▶ Instructions to follow
Set every record down verbatim and omit the pictures.

▶ Records shown
......
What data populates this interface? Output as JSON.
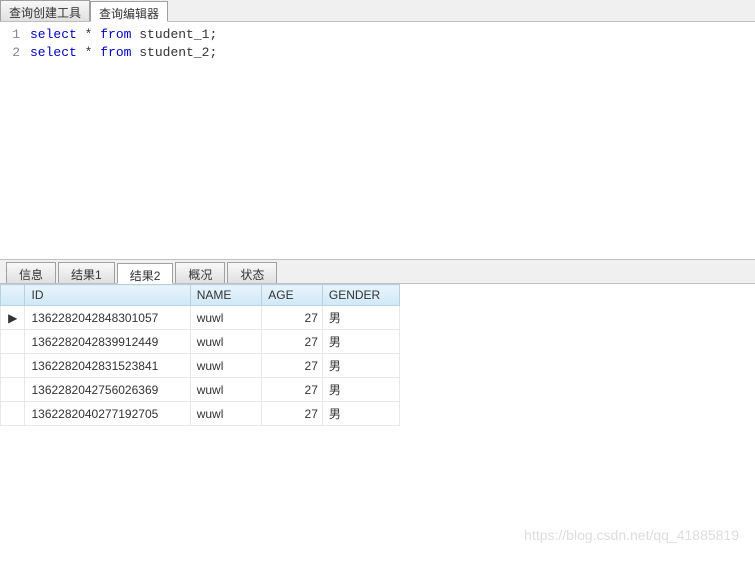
{
  "topTabs": {
    "items": [
      {
        "label": "查询创建工具",
        "active": false
      },
      {
        "label": "查询编辑器",
        "active": true
      }
    ]
  },
  "editor": {
    "lines": [
      {
        "num": "1",
        "tokens": [
          {
            "t": "select",
            "c": "kw"
          },
          {
            "t": " * ",
            "c": "ident"
          },
          {
            "t": "from",
            "c": "kw"
          },
          {
            "t": " student_1;",
            "c": "ident"
          }
        ]
      },
      {
        "num": "2",
        "tokens": [
          {
            "t": "select",
            "c": "kw"
          },
          {
            "t": " * ",
            "c": "ident"
          },
          {
            "t": "from",
            "c": "kw"
          },
          {
            "t": " student_2;",
            "c": "ident"
          }
        ]
      }
    ]
  },
  "bottomTabs": {
    "items": [
      {
        "label": "信息",
        "active": false
      },
      {
        "label": "结果1",
        "active": false
      },
      {
        "label": "结果2",
        "active": true
      },
      {
        "label": "概况",
        "active": false
      },
      {
        "label": "状态",
        "active": false
      }
    ]
  },
  "table": {
    "columns": [
      "ID",
      "NAME",
      "AGE",
      "GENDER"
    ],
    "rows": [
      {
        "current": true,
        "ID": "1362282042848301057",
        "NAME": "wuwl",
        "AGE": "27",
        "GENDER": "男"
      },
      {
        "current": false,
        "ID": "1362282042839912449",
        "NAME": "wuwl",
        "AGE": "27",
        "GENDER": "男"
      },
      {
        "current": false,
        "ID": "1362282042831523841",
        "NAME": "wuwl",
        "AGE": "27",
        "GENDER": "男"
      },
      {
        "current": false,
        "ID": "1362282042756026369",
        "NAME": "wuwl",
        "AGE": "27",
        "GENDER": "男"
      },
      {
        "current": false,
        "ID": "1362282040277192705",
        "NAME": "wuwl",
        "AGE": "27",
        "GENDER": "男"
      }
    ]
  },
  "watermark": "https://blog.csdn.net/qq_41885819"
}
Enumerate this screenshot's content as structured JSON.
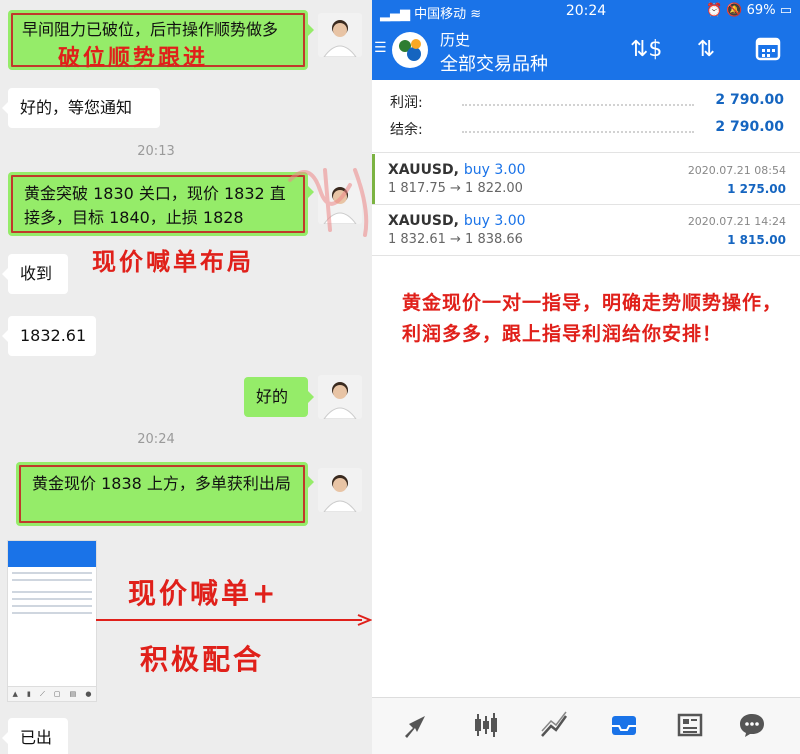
{
  "chat": {
    "messages": [
      {
        "text": "早间阻力已破位，后市操作顺势做多"
      },
      {
        "text": "好的，等您通知"
      },
      {
        "text": "黄金突破 1830 关口，现价 1832 直接多，目标 1840，止损 1828"
      },
      {
        "text": "收到"
      },
      {
        "text": "1832.61"
      },
      {
        "text": "好的"
      },
      {
        "text": "黄金现价 1838 上方，多单获利出局"
      },
      {
        "text": "已出"
      }
    ],
    "times": [
      "20:13",
      "20:24"
    ],
    "annotations": {
      "a1": "破位顺势跟进",
      "a2": "现价喊单布局",
      "a3": "现价喊单+",
      "a4": "积极配合"
    }
  },
  "app": {
    "status": {
      "carrier": "中国移动",
      "time": "20:24",
      "battery": "69%"
    },
    "title": "历史",
    "subtitle": "全部交易品种",
    "summary": {
      "profit_label": "利润:",
      "profit_value": "2 790.00",
      "balance_label": "结余:",
      "balance_value": "2 790.00"
    },
    "trades": [
      {
        "symbol": "XAUUSD,",
        "direction": "buy 3.00",
        "prices": "1 817.75 → 1 822.00",
        "date": "2020.07.21 08:54",
        "profit": "1 275.00"
      },
      {
        "symbol": "XAUUSD,",
        "direction": "buy 3.00",
        "prices": "1 832.61 → 1 838.66",
        "date": "2020.07.21 14:24",
        "profit": "1 815.00"
      }
    ],
    "promo": "黄金现价一对一指导，明确走势顺势操作，利润多多，跟上指导利润给你安排！",
    "tabs": [
      {
        "icon": "trade-arrow-icon"
      },
      {
        "icon": "candlestick-icon"
      },
      {
        "icon": "line-chart-icon"
      },
      {
        "icon": "inbox-icon",
        "active": true
      },
      {
        "icon": "news-icon"
      },
      {
        "icon": "chat-bubble-icon"
      }
    ]
  },
  "colors": {
    "accent": "#1a73e8",
    "bubble_out": "#95ec69",
    "annotation": "#e0201a"
  }
}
......
▶ Written solution
What data populates this interface? Output as JSON.
{
  "topTabs": {
    "items": [
      {
        "label": "查询创建工具",
        "active": false
      },
      {
        "label": "查询编辑器",
        "active": true
      }
    ]
  },
  "editor": {
    "lines": [
      {
        "num": "1",
        "tokens": [
          {
            "t": "select",
            "c": "kw"
          },
          {
            "t": " * ",
            "c": "ident"
          },
          {
            "t": "from",
            "c": "kw"
          },
          {
            "t": " student_1;",
            "c": "ident"
          }
        ]
      },
      {
        "num": "2",
        "tokens": [
          {
            "t": "select",
            "c": "kw"
          },
          {
            "t": " * ",
            "c": "ident"
          },
          {
            "t": "from",
            "c": "kw"
          },
          {
            "t": " student_2;",
            "c": "ident"
          }
        ]
      }
    ]
  },
  "bottomTabs": {
    "items": [
      {
        "label": "信息",
        "active": false
      },
      {
        "label": "结果1",
        "active": false
      },
      {
        "label": "结果2",
        "active": true
      },
      {
        "label": "概况",
        "active": false
      },
      {
        "label": "状态",
        "active": false
      }
    ]
  },
  "table": {
    "columns": [
      "ID",
      "NAME",
      "AGE",
      "GENDER"
    ],
    "rows": [
      {
        "current": true,
        "ID": "1362282042848301057",
        "NAME": "wuwl",
        "AGE": "27",
        "GENDER": "男"
      },
      {
        "current": false,
        "ID": "1362282042839912449",
        "NAME": "wuwl",
        "AGE": "27",
        "GENDER": "男"
      },
      {
        "current": false,
        "ID": "1362282042831523841",
        "NAME": "wuwl",
        "AGE": "27",
        "GENDER": "男"
      },
      {
        "current": false,
        "ID": "1362282042756026369",
        "NAME": "wuwl",
        "AGE": "27",
        "GENDER": "男"
      },
      {
        "current": false,
        "ID": "1362282040277192705",
        "NAME": "wuwl",
        "AGE": "27",
        "GENDER": "男"
      }
    ]
  },
  "watermark": "https://blog.csdn.net/qq_41885819"
}
Enumerate this screenshot's content as structured JSON.
{
  "chat": {
    "messages": [
      {
        "text": "早间阻力已破位，后市操作顺势做多"
      },
      {
        "text": "好的，等您通知"
      },
      {
        "text": "黄金突破 1830 关口，现价 1832 直接多，目标 1840，止损 1828"
      },
      {
        "text": "收到"
      },
      {
        "text": "1832.61"
      },
      {
        "text": "好的"
      },
      {
        "text": "黄金现价 1838 上方，多单获利出局"
      },
      {
        "text": "已出"
      }
    ],
    "times": [
      "20:13",
      "20:24"
    ],
    "annotations": {
      "a1": "破位顺势跟进",
      "a2": "现价喊单布局",
      "a3": "现价喊单+",
      "a4": "积极配合"
    }
  },
  "app": {
    "status": {
      "carrier": "中国移动",
      "time": "20:24",
      "battery": "69%"
    },
    "title": "历史",
    "subtitle": "全部交易品种",
    "summary": {
      "profit_label": "利润:",
      "profit_value": "2 790.00",
      "balance_label": "结余:",
      "balance_value": "2 790.00"
    },
    "trades": [
      {
        "symbol": "XAUUSD,",
        "direction": "buy 3.00",
        "prices": "1 817.75 → 1 822.00",
        "date": "2020.07.21 08:54",
        "profit": "1 275.00"
      },
      {
        "symbol": "XAUUSD,",
        "direction": "buy 3.00",
        "prices": "1 832.61 → 1 838.66",
        "date": "2020.07.21 14:24",
        "profit": "1 815.00"
      }
    ],
    "promo": "黄金现价一对一指导，明确走势顺势操作，利润多多，跟上指导利润给你安排！",
    "tabs": [
      {
        "icon": "trade-arrow-icon"
      },
      {
        "icon": "candlestick-icon"
      },
      {
        "icon": "line-chart-icon"
      },
      {
        "icon": "inbox-icon",
        "active": true
      },
      {
        "icon": "news-icon"
      },
      {
        "icon": "chat-bubble-icon"
      }
    ]
  },
  "colors": {
    "accent": "#1a73e8",
    "bubble_out": "#95ec69",
    "annotation": "#e0201a"
  }
}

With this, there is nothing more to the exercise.